Given data start

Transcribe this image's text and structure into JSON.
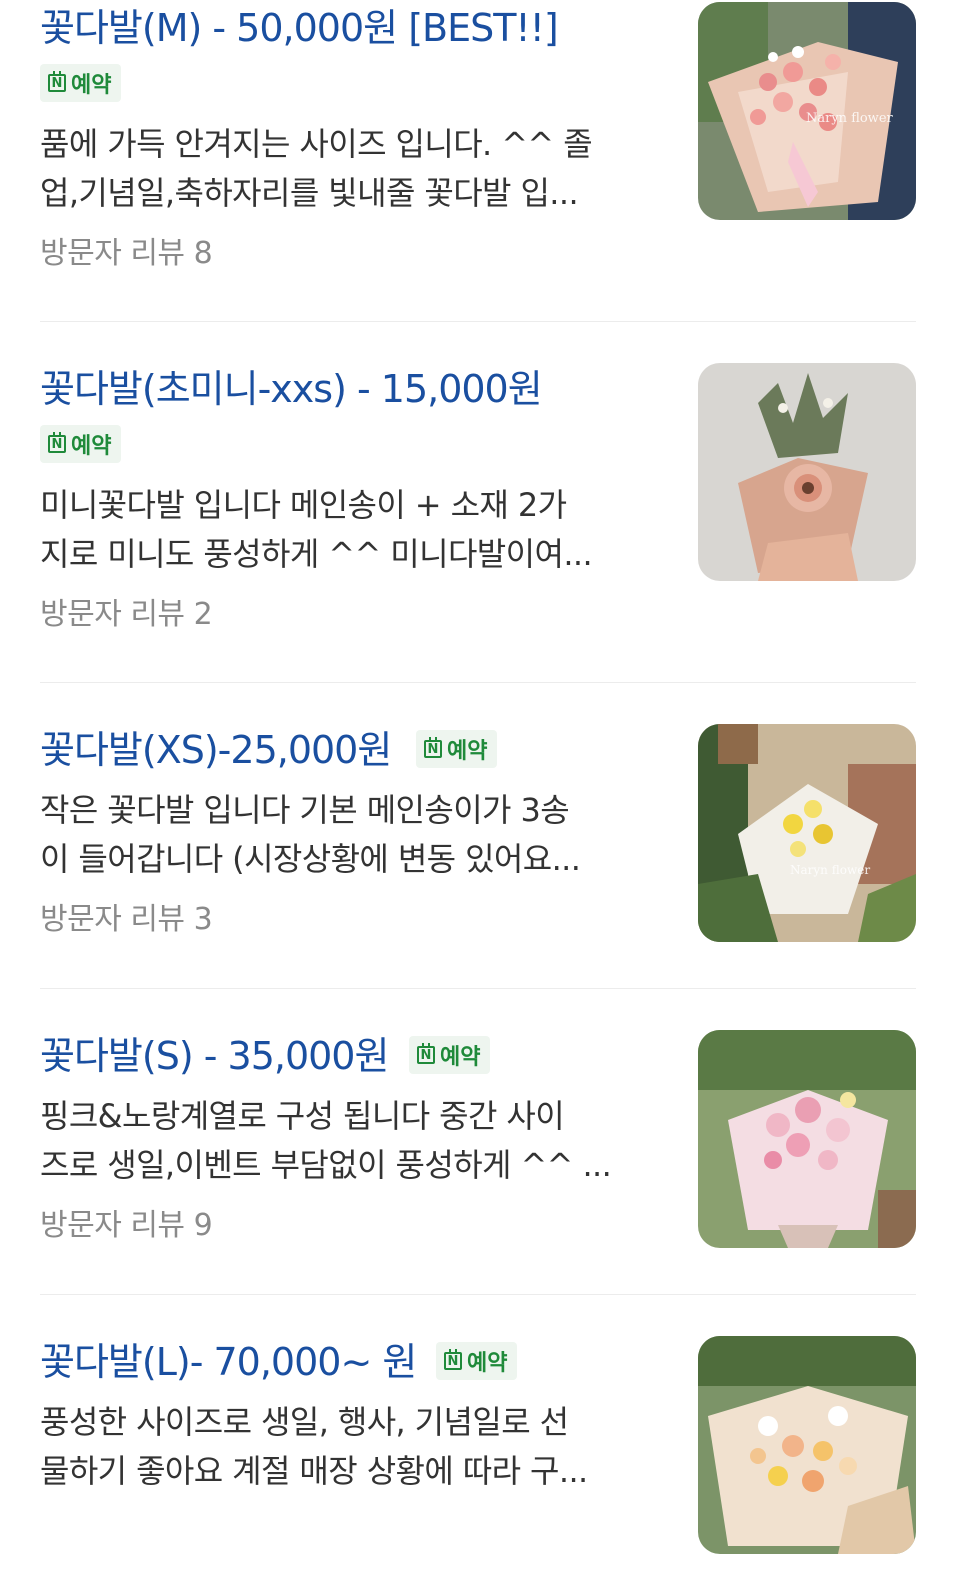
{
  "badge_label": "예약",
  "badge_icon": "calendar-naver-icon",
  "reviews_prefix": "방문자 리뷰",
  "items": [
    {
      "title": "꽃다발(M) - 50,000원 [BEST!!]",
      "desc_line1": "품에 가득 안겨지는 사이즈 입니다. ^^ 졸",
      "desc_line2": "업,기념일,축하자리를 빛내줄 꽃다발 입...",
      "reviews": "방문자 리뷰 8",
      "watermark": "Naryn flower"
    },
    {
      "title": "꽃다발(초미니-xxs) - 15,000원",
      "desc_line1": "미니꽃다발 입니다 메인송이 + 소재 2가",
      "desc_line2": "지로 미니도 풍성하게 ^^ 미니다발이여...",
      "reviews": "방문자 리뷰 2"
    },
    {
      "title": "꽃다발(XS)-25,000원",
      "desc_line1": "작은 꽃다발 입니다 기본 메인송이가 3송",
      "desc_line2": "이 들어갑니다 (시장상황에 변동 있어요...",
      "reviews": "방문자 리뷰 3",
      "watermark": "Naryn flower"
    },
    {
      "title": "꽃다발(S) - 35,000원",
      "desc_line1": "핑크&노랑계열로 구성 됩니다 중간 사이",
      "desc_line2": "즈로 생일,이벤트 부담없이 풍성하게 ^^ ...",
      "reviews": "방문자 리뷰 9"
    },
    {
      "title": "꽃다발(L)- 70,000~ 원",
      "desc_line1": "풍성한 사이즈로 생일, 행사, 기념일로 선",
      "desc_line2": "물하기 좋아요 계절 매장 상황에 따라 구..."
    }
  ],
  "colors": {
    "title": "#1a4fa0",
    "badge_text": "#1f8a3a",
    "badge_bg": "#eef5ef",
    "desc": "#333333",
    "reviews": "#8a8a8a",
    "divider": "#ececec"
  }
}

Given data end

--- Aim ---
Omitting all images, retype each line of the records precisely.

--- Exercise solution ---
Transcribe this image's text and structure into JSON.
{
  "badge_label": "예약",
  "badge_icon": "calendar-naver-icon",
  "reviews_prefix": "방문자 리뷰",
  "items": [
    {
      "title": "꽃다발(M) - 50,000원 [BEST!!]",
      "desc_line1": "품에 가득 안겨지는 사이즈 입니다. ^^ 졸",
      "desc_line2": "업,기념일,축하자리를 빛내줄 꽃다발 입...",
      "reviews": "방문자 리뷰 8",
      "watermark": "Naryn flower"
    },
    {
      "title": "꽃다발(초미니-xxs) - 15,000원",
      "desc_line1": "미니꽃다발 입니다 메인송이 + 소재 2가",
      "desc_line2": "지로 미니도 풍성하게 ^^ 미니다발이여...",
      "reviews": "방문자 리뷰 2"
    },
    {
      "title": "꽃다발(XS)-25,000원",
      "desc_line1": "작은 꽃다발 입니다 기본 메인송이가 3송",
      "desc_line2": "이 들어갑니다 (시장상황에 변동 있어요...",
      "reviews": "방문자 리뷰 3",
      "watermark": "Naryn flower"
    },
    {
      "title": "꽃다발(S) - 35,000원",
      "desc_line1": "핑크&노랑계열로 구성 됩니다 중간 사이",
      "desc_line2": "즈로 생일,이벤트 부담없이 풍성하게 ^^ ...",
      "reviews": "방문자 리뷰 9"
    },
    {
      "title": "꽃다발(L)- 70,000~ 원",
      "desc_line1": "풍성한 사이즈로 생일, 행사, 기념일로 선",
      "desc_line2": "물하기 좋아요 계절 매장 상황에 따라 구..."
    }
  ],
  "colors": {
    "title": "#1a4fa0",
    "badge_text": "#1f8a3a",
    "badge_bg": "#eef5ef",
    "desc": "#333333",
    "reviews": "#8a8a8a",
    "divider": "#ececec"
  }
}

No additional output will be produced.